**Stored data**
►

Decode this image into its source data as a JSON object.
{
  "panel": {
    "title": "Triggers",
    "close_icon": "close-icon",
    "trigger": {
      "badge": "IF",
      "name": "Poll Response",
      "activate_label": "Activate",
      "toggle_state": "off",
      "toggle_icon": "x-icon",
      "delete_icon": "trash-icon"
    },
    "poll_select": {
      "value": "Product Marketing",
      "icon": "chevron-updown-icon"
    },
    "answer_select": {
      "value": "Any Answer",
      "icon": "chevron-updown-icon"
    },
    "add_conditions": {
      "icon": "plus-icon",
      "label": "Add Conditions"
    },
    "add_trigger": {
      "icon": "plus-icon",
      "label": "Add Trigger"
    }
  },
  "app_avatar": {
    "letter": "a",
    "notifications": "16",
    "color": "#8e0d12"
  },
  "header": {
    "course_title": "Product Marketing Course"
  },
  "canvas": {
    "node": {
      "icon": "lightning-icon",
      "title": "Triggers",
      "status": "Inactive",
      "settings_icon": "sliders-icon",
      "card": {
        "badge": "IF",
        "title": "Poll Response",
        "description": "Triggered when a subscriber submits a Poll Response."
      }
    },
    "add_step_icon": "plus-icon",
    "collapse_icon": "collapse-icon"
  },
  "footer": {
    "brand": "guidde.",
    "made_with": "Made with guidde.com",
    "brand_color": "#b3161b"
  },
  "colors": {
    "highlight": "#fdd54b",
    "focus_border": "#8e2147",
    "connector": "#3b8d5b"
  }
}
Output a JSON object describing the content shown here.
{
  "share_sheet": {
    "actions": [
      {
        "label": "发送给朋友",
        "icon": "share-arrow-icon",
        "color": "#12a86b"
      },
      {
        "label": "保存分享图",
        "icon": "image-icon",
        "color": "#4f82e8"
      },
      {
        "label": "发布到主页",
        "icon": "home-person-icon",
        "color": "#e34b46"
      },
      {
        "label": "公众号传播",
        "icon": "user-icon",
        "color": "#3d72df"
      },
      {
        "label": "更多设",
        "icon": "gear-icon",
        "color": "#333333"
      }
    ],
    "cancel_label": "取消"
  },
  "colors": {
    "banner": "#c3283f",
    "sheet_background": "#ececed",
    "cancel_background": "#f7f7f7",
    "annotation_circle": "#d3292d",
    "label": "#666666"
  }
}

◄

**AIM OF THE EXERCISE**
Please repeat the listing above in full and exactly.

**ANSWER**
Decode this image into its source data as a JSON object.
{
  "panel": {
    "title": "Triggers",
    "close_icon": "close-icon",
    "trigger": {
      "badge": "IF",
      "name": "Poll Response",
      "activate_label": "Activate",
      "toggle_state": "off",
      "toggle_icon": "x-icon",
      "delete_icon": "trash-icon"
    },
    "poll_select": {
      "value": "Product Marketing",
      "icon": "chevron-updown-icon"
    },
    "answer_select": {
      "value": "Any Answer",
      "icon": "chevron-updown-icon"
    },
    "add_conditions": {
      "icon": "plus-icon",
      "label": "Add Conditions"
    },
    "add_trigger": {
      "icon": "plus-icon",
      "label": "Add Trigger"
    }
  },
  "app_avatar": {
    "letter": "a",
    "notifications": "16",
    "color": "#8e0d12"
  },
  "header": {
    "course_title": "Product Marketing Course"
  },
  "canvas": {
    "node": {
      "icon": "lightning-icon",
      "title": "Triggers",
      "status": "Inactive",
      "settings_icon": "sliders-icon",
      "card": {
        "badge": "IF",
        "title": "Poll Response",
        "description": "Triggered when a subscriber submits a Poll Response."
      }
    },
    "add_step_icon": "plus-icon",
    "collapse_icon": "collapse-icon"
  },
  "footer": {
    "brand": "guidde.",
    "made_with": "Made with guidde.com",
    "brand_color": "#b3161b"
  },
  "colors": {
    "highlight": "#fdd54b",
    "focus_border": "#8e2147",
    "connector": "#3b8d5b"
  }
}
Output a JSON object describing the content shown here.
{
  "share_sheet": {
    "actions": [
      {
        "label": "发送给朋友",
        "icon": "share-arrow-icon",
        "color": "#12a86b"
      },
      {
        "label": "保存分享图",
        "icon": "image-icon",
        "color": "#4f82e8"
      },
      {
        "label": "发布到主页",
        "icon": "home-person-icon",
        "color": "#e34b46"
      },
      {
        "label": "公众号传播",
        "icon": "user-icon",
        "color": "#3d72df"
      },
      {
        "label": "更多设",
        "icon": "gear-icon",
        "color": "#333333"
      }
    ],
    "cancel_label": "取消"
  },
  "colors": {
    "banner": "#c3283f",
    "sheet_background": "#ececed",
    "cancel_background": "#f7f7f7",
    "annotation_circle": "#d3292d",
    "label": "#666666"
  }
}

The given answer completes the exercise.